The North Texas Conference’s annual gathering got spun in another direction by a video showing a police officer manhandling black youth at a pool party dispute in McKinney, Texas.
The incident happened Friday, June 5. The video went viral over the weekend, just as clergy and laity began to meet at St. Andrew United Methodist Church in Plano, which like McKinney is a suburban city just north of Dallas.
Bishop Michael McKee spoke twice about the incident at the conference. Black clergy held a press conference and prayer gathering outside the McKinney police department immediately after the conference ended Tuesday afternoon.
Some white clergy and laity attended as well, including the Rev. Thomas Brumett, pastor of First United Methodist in McKinney.
By then, the fast-moving story had just taken another turn, with the resignation of the officer, Cpl. Eric Casebolt. McKinney Police Chief Greg Conley described Casebolt's conduct as "indefensible" and "out of control."

## PROVIDED INFORMATION
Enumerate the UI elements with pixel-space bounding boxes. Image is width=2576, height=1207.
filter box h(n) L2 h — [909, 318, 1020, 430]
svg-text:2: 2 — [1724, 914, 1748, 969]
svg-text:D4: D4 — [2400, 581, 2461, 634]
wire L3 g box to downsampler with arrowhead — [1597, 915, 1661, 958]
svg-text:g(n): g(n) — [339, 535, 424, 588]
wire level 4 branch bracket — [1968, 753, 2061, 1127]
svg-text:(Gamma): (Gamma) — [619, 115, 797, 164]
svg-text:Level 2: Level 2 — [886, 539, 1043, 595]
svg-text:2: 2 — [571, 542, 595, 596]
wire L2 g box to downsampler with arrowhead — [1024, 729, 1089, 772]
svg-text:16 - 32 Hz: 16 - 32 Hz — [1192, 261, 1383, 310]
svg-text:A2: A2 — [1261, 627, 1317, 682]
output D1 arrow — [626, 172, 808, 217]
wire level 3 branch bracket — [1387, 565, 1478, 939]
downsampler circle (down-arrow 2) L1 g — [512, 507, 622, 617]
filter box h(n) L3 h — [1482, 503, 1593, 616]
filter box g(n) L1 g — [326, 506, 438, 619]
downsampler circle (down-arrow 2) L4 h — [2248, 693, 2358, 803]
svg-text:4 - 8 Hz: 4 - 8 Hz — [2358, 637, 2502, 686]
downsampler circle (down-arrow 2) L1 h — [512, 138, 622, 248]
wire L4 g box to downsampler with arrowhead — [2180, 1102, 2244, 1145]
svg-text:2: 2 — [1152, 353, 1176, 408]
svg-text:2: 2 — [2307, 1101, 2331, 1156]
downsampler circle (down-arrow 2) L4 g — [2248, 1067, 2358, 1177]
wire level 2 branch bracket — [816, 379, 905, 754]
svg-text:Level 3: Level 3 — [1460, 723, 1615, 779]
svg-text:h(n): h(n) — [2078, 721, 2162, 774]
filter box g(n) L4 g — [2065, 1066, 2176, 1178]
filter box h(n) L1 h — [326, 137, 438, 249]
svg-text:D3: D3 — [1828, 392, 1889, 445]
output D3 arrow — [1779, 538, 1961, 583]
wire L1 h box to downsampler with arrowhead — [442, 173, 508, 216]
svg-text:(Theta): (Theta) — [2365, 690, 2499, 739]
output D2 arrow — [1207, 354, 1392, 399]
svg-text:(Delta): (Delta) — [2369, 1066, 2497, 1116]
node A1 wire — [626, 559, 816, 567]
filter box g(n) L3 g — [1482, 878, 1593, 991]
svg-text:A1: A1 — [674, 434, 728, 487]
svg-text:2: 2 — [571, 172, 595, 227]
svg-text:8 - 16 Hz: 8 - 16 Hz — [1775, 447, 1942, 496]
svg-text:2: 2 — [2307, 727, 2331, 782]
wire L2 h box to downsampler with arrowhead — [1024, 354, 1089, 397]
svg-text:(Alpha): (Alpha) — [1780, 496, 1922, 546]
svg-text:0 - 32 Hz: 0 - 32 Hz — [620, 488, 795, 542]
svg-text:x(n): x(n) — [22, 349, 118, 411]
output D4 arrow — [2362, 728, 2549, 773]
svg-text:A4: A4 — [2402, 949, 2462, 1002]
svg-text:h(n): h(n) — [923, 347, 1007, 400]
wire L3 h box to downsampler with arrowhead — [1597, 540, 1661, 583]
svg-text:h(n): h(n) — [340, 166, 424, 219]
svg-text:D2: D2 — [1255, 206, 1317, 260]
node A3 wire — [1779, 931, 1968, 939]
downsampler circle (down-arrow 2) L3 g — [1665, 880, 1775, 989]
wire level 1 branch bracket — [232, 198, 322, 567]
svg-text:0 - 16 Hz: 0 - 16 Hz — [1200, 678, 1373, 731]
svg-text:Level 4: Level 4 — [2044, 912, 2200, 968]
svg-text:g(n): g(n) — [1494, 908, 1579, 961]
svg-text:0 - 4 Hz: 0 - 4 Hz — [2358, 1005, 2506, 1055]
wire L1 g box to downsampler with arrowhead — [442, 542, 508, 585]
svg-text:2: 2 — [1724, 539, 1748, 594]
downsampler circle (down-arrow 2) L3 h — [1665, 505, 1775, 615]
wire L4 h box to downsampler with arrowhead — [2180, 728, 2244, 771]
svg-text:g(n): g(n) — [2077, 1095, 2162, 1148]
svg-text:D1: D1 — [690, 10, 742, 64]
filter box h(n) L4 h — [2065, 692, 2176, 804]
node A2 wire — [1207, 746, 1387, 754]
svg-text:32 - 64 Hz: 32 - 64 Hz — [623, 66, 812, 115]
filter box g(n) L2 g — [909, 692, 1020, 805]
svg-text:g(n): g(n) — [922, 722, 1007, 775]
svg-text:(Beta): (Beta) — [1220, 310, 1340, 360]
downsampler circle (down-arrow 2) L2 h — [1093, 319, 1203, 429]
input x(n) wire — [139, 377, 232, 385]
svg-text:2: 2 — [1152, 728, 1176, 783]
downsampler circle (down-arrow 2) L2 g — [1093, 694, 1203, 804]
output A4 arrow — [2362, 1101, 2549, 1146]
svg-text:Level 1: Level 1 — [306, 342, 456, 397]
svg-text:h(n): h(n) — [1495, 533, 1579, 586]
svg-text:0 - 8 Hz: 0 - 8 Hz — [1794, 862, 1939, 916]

## EXERCISE SET
1: In the report on the North Texas Conference, rewrite the paragraph beginning "Bishop Michael McKee spoke twice" as a short bulleted list that keeps its main facts.
2: Answer these questions from the report on the North Texas Conference:
(a) On what day and date did the pool party incident happen?
(b) At which church did clergy and laity meet for the conference?
(c) Who is the pastor of First United Methodist in McKinney?
3: Write the next part of the report on the North Texas Conference, picking up after its final sentence.
The entries have nothing to do with the report on the North Texas Conference.

## YOUR WRITTEN ANSWERS
1:
- Bishop Michael McKee spoke about the incident twice during the conference.
- Right after the conference ended Tuesday afternoon, black clergy held a press conference and prayer gathering outside the McKinney police department.

2:
(a) Friday, June 5.
(b) St. Andrew United Methodist Church in Plano.
(c) The Rev. Thomas Brumett.

3:
“I think (the resignation) is a good first step, but it’s not the end of the story,” said the Rev. Frances Cudjoe Waters, associate pastor of Hamilton Park United Methodist Church and president of the conference’s African American Clergy Fellowship.
Brumett noted that he’s a fan and friend of the McKinney police but joined Waters in calling on city officials to complete a full, transparent investigation of Casebolt’s actions.
“He resigned. That’s a good thing,” Brumett said. “We still need to pursue justice.”
Brumett added that the McKinney incident, the latest in a series of controversies across the country involving apparent police misconduct caught on video, should prompt broad soul-searching.
“Are we systemically healthy as churches, as police departments, as a community?” Brumett said. “This is an opportunity for us to seek justice in all areas.”
By Wednesday, June 10, Casebolt had gone beyond the resignation to offer an apology, delivered by his attorney. She noted that Casebolt had been feeling emotional distress the day of the incident, having worked a suicide and an attempted suicide soon before getting called to the pool party dispute.
Casebolt was among officers called to the police party in Stonebridge, a planned community within McKinney. Accounts of what happened before and after differ, but a bystander’s video captured him pulling his gun on black youth and throwing one black teenage girl to the ground.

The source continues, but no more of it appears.